Excerpt provided below:
These earthly things choke out the word, preventing it from taking root and growing.

 

“Lord, who has believed our message?” According to the parable, this account of the classification of recipients of God’s word into different kinds of soil really ought to startle us as a sinister reality. God’s word is life and joy and peace. The failure of the word to take effect in human hearts ought to have no place in human history. It is the very thing that should not happen.

 

There is, however, a sole exception. There is a class of people who hear and understand and accept the word. They are compared to the good ground, in which the seed grows unhindered to maturity and brings forth fruit, some hundredfold, some sixtyfold, some thirtyfold.

 

We ought to be like this ground, which drinks in the word like the rain that falls on it and that produces a crop useful to those for whom it is farmed, receiving the blessing of God (Hebrews 6:7).

 

We are always impressed with bright, precocious children who have an aptitude for learning. Of them we say, “Look at him, he soaks up what his teacher is giving him like a sponge.”
End of Excerpt provided.
Entries supplied below:
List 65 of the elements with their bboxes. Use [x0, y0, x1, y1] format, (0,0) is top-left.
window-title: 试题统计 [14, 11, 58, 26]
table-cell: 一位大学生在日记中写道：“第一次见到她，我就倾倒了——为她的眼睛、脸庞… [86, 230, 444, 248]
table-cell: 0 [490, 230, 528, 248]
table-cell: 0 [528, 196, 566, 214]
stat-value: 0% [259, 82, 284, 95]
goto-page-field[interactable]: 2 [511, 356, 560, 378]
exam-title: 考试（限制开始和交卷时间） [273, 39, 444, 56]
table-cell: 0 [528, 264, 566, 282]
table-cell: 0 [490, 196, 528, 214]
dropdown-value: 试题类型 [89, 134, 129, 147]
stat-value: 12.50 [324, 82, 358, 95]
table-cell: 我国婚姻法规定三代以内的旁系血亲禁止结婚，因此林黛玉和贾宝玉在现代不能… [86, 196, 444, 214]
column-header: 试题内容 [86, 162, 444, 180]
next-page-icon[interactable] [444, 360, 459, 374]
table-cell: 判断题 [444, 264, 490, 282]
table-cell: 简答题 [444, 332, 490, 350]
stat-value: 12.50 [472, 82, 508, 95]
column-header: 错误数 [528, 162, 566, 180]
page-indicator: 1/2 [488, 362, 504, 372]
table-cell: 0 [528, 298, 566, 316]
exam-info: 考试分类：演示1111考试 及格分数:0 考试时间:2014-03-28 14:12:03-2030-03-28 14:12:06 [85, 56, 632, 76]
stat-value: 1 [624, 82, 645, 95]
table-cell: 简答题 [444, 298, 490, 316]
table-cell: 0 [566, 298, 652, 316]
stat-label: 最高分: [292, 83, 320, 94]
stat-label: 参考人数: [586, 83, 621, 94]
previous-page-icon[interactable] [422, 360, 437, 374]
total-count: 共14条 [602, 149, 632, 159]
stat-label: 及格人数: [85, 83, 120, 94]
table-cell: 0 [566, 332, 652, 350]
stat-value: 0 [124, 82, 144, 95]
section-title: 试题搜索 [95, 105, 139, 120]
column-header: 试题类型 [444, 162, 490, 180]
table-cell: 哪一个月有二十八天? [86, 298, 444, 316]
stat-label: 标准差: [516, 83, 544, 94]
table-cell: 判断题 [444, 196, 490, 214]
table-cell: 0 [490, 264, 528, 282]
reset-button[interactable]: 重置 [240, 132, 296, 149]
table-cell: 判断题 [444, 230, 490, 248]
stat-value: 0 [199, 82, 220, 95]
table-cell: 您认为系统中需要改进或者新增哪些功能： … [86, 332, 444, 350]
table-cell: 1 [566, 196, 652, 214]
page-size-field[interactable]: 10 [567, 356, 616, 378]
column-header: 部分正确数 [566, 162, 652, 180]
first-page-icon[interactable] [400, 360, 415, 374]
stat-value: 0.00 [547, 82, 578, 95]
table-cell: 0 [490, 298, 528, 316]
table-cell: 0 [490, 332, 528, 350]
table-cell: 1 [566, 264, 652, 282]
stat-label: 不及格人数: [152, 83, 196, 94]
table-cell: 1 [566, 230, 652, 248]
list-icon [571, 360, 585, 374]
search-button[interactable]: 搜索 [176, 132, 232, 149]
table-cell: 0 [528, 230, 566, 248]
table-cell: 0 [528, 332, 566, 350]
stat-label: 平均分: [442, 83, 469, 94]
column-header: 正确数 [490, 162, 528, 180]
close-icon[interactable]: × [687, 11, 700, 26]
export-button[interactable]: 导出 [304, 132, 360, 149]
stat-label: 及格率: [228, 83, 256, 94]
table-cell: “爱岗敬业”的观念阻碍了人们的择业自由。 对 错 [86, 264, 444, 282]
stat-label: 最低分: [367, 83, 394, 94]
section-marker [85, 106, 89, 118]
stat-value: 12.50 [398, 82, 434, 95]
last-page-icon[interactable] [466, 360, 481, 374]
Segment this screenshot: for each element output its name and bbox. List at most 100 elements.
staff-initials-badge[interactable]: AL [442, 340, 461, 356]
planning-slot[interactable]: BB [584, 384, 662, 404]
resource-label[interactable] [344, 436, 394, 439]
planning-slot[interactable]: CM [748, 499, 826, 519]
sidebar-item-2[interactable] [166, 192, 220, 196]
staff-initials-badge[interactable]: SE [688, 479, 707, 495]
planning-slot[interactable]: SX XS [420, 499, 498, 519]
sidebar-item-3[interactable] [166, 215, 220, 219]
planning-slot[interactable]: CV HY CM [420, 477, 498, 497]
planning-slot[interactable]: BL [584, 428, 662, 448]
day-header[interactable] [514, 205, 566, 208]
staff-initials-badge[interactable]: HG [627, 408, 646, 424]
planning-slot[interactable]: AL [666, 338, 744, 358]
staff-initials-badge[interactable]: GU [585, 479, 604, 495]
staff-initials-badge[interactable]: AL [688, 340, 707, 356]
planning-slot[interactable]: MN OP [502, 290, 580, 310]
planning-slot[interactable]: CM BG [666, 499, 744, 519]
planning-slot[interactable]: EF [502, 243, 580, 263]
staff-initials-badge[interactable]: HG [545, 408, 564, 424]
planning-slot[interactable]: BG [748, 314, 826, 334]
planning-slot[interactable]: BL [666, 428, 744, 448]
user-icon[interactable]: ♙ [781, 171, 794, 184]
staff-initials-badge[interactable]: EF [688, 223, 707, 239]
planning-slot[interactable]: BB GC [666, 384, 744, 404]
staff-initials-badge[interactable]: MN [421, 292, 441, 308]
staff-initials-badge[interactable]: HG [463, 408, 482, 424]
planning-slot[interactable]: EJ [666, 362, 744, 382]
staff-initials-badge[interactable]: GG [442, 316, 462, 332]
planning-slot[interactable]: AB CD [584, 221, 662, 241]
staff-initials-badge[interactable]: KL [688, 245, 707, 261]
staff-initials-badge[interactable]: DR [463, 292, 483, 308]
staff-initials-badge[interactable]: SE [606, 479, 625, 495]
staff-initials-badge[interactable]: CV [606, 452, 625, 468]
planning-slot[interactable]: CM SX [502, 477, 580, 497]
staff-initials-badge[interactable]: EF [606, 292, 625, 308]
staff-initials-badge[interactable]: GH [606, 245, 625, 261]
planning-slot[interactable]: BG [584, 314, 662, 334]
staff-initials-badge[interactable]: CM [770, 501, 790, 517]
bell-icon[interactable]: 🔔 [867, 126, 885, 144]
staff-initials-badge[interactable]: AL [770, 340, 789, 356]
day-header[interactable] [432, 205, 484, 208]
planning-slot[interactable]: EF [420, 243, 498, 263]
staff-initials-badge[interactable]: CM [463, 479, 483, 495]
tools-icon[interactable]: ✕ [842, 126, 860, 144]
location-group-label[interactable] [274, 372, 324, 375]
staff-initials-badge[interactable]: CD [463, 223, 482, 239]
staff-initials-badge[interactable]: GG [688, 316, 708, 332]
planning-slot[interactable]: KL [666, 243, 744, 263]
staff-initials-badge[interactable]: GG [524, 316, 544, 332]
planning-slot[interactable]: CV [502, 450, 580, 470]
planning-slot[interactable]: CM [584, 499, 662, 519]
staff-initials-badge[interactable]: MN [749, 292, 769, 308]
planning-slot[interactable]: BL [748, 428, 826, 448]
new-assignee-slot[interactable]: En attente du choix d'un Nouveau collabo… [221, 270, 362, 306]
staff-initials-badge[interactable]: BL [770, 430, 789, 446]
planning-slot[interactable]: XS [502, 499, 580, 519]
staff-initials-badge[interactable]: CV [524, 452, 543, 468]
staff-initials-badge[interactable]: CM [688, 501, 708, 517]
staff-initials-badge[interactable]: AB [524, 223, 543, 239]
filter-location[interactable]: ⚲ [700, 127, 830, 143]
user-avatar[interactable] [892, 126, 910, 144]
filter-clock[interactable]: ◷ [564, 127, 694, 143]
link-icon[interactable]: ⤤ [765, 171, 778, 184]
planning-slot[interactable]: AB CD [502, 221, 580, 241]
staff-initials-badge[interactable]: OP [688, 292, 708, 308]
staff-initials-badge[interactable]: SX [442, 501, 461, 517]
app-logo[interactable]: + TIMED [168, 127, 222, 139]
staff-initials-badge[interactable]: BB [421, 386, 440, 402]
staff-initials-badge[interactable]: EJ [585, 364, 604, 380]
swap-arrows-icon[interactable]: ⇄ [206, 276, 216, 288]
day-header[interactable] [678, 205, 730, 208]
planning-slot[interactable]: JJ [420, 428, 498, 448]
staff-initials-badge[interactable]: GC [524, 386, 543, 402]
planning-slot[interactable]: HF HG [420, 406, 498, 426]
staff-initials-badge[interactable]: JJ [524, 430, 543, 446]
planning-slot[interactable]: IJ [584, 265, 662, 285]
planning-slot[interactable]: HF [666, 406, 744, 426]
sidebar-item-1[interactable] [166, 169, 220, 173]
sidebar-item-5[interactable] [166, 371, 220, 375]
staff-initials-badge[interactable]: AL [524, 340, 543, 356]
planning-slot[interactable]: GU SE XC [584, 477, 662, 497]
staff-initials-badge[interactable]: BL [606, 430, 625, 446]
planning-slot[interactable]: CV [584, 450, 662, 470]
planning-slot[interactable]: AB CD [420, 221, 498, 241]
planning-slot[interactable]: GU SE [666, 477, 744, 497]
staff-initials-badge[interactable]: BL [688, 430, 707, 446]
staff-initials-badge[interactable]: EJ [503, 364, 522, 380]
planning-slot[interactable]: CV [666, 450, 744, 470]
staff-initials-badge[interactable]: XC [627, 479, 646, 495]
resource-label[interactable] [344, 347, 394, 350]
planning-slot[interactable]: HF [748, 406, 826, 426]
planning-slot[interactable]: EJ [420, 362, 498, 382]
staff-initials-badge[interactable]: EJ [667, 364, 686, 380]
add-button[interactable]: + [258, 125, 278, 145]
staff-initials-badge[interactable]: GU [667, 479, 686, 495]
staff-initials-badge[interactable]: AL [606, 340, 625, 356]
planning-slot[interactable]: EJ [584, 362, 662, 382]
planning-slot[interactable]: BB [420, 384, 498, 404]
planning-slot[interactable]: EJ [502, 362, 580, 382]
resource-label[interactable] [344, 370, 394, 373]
End of Entries supplied.
Activity 1 — In the passage about the parable and its kinds of soil, rewrite the part starting at "There is, however, a" and ending at "God (Hebrews 6:7).", putting "fertile soil" in place of "good ground".
Activity 2 — Which Bible verse does the passage about the parable cite for ground that drinks in the word and receives God's blessing?
Activity 3 — Carry the passage about the parable and its kinds of soil further, picking up after its last sentence.

Expected answer 1 —
There is, however, a sole exception. There is a class of people who hear and understand and accept the word. They are compared to the fertile soil, in which the seed grows unhindered to maturity and brings forth fruit, some hundredfold, some sixtyfold, some thirtyfold.

 

We ought to be like this ground, which drinks in the word like the rain that falls on it and that produces a crop useful to those for whom it is farmed, receiving the blessing of God (Hebrews 6:7).

Expected answer 2 — Hebrews 6:7

Expected answer 3 —
 

This is how we ought to be with God’s word. We ought to sit long enough to listen to and learn from what it is telling us, soaking it up like a sponge.

 

Marginalized people today protest that they have been deprived of a voice. That may be true, but no one can deprive another of his ability to listen. And when we listen, especially to God’s word, we will have something of real value to say, whenever we are given our turn to speak.

 

On this note, I want to close by relating an experience that Efrem Goldberg, Rabbi of Boca Raton Synagogue, in Boca Raton, Florida, shared in a recent article for the Jewish publication Aish.

 

Goldberg tells of meeting an autistic, 15-year-old boy named Zev at the Hebrew Academy for Special Children (HASC), which serves the Jewish community by offering summer programs for children and adults with special needs, including cognitive and physical disabilities. 

 

Zev is nonspeaking. Until recently, little was known about his thoughts, his hopes and dreams. After extensive diagnostic testing, the medical “experts” had determined that Zev had the intelligence of an 18-month-old child.

 

But in the last few years, Zev and his friend and fellow camper Srulik have worked with an exceptional communication therapist who has perfected the latest techniques to teach people how to type and communicate non-verbally.

 

It turns out that while on the outside Zev and Srulik seem developmentally stunted, often unable to understand, they take it all in and are filled with the words and wisdom of Torah.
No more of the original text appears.